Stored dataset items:
* START *

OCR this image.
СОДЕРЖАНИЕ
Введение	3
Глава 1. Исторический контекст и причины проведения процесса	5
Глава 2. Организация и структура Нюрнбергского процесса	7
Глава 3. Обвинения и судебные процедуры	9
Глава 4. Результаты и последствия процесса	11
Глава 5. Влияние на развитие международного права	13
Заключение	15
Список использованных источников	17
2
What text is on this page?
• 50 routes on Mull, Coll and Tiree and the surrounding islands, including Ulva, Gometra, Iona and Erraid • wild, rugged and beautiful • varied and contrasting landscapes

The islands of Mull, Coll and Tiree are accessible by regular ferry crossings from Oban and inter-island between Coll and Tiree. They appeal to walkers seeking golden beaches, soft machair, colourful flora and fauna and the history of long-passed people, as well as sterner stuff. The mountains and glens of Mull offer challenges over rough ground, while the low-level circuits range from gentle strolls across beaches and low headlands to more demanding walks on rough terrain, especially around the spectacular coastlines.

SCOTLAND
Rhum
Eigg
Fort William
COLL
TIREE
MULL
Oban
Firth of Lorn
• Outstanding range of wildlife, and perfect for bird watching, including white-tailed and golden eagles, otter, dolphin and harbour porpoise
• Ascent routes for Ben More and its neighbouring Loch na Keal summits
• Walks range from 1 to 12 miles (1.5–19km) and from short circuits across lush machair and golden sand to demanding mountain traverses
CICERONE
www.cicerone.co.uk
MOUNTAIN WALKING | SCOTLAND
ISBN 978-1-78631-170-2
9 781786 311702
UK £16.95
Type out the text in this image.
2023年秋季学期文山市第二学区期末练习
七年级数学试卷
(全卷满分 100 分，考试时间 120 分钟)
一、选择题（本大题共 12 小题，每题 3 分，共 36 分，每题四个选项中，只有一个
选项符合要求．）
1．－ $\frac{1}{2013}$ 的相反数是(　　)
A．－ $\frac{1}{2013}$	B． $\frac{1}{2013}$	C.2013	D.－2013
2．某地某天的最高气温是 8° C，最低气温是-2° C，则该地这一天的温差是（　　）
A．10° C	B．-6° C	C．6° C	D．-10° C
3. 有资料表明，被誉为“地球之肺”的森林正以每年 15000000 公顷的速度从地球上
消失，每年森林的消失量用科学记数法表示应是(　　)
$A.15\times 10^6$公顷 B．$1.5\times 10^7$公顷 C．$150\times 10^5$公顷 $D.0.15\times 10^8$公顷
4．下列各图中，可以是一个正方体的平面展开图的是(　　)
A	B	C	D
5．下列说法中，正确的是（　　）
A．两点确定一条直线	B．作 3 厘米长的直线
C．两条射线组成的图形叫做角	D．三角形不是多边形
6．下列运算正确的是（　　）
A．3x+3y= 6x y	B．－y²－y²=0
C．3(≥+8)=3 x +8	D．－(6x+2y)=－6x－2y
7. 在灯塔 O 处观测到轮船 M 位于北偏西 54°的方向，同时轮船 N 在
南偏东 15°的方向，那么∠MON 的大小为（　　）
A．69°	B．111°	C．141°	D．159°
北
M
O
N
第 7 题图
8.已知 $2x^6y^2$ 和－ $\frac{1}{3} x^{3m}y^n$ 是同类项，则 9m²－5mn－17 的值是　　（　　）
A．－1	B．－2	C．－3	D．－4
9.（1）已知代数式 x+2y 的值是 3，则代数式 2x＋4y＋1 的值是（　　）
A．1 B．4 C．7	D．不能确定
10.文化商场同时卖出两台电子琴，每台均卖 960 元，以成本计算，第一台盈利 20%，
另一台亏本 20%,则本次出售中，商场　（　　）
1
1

* END *

- _Set problem_
Return what is listed above, exactly and completely.

- _Answer to this exercise_
OCR this image.
СОДЕРЖАНИЕ
Введение	3
Глава 1. Исторический контекст и причины проведения процесса	5
Глава 2. Организация и структура Нюрнбергского процесса	7
Глава 3. Обвинения и судебные процедуры	9
Глава 4. Результаты и последствия процесса	11
Глава 5. Влияние на развитие международного права	13
Заключение	15
Список использованных источников	17
2
What text is on this page?
• 50 routes on Mull, Coll and Tiree and the surrounding islands, including Ulva, Gometra, Iona and Erraid • wild, rugged and beautiful • varied and contrasting landscapes

The islands of Mull, Coll and Tiree are accessible by regular ferry crossings from Oban and inter-island between Coll and Tiree. They appeal to walkers seeking golden beaches, soft machair, colourful flora and fauna and the history of long-passed people, as well as sterner stuff. The mountains and glens of Mull offer challenges over rough ground, while the low-level circuits range from gentle strolls across beaches and low headlands to more demanding walks on rough terrain, especially around the spectacular coastlines.

SCOTLAND
Rhum
Eigg
Fort William
COLL
TIREE
MULL
Oban
Firth of Lorn
• Outstanding range of wildlife, and perfect for bird watching, including white-tailed and golden eagles, otter, dolphin and harbour porpoise
• Ascent routes for Ben More and its neighbouring Loch na Keal summits
• Walks range from 1 to 12 miles (1.5–19km) and from short circuits across lush machair and golden sand to demanding mountain traverses
CICERONE
www.cicerone.co.uk
MOUNTAIN WALKING | SCOTLAND
ISBN 978-1-78631-170-2
9 781786 311702
UK £16.95
Type out the text in this image.
2023年秋季学期文山市第二学区期末练习
七年级数学试卷
(全卷满分 100 分，考试时间 120 分钟)
一、选择题（本大题共 12 小题，每题 3 分，共 36 分，每题四个选项中，只有一个
选项符合要求．）
1．－ $\frac{1}{2013}$ 的相反数是(　　)
A．－ $\frac{1}{2013}$	B． $\frac{1}{2013}$	C.2013	D.－2013
2．某地某天的最高气温是 8° C，最低气温是-2° C，则该地这一天的温差是（　　）
A．10° C	B．-6° C	C．6° C	D．-10° C
3. 有资料表明，被誉为“地球之肺”的森林正以每年 15000000 公顷的速度从地球上
消失，每年森林的消失量用科学记数法表示应是(　　)
$A.15\times 10^6$公顷 B．$1.5\times 10^7$公顷 C．$150\times 10^5$公顷 $D.0.15\times 10^8$公顷
4．下列各图中，可以是一个正方体的平面展开图的是(　　)
A	B	C	D
5．下列说法中，正确的是（　　）
A．两点确定一条直线	B．作 3 厘米长的直线
C．两条射线组成的图形叫做角	D．三角形不是多边形
6．下列运算正确的是（　　）
A．3x+3y= 6x y	B．－y²－y²=0
C．3(≥+8)=3 x +8	D．－(6x+2y)=－6x－2y
7. 在灯塔 O 处观测到轮船 M 位于北偏西 54°的方向，同时轮船 N 在
南偏东 15°的方向，那么∠MON 的大小为（　　）
A．69°	B．111°	C．141°	D．159°
北
M
O
N
第 7 题图
8.已知 $2x^6y^2$ 和－ $\frac{1}{3} x^{3m}y^n$ 是同类项，则 9m²－5mn－17 的值是　　（　　）
A．－1	B．－2	C．－3	D．－4
9.（1）已知代数式 x+2y 的值是 3，则代数式 2x＋4y＋1 的值是（　　）
A．1 B．4 C．7	D．不能确定
10.文化商场同时卖出两台电子琴，每台均卖 960 元，以成本计算，第一台盈利 20%，
另一台亏本 20%,则本次出售中，商场　（　　）
1
1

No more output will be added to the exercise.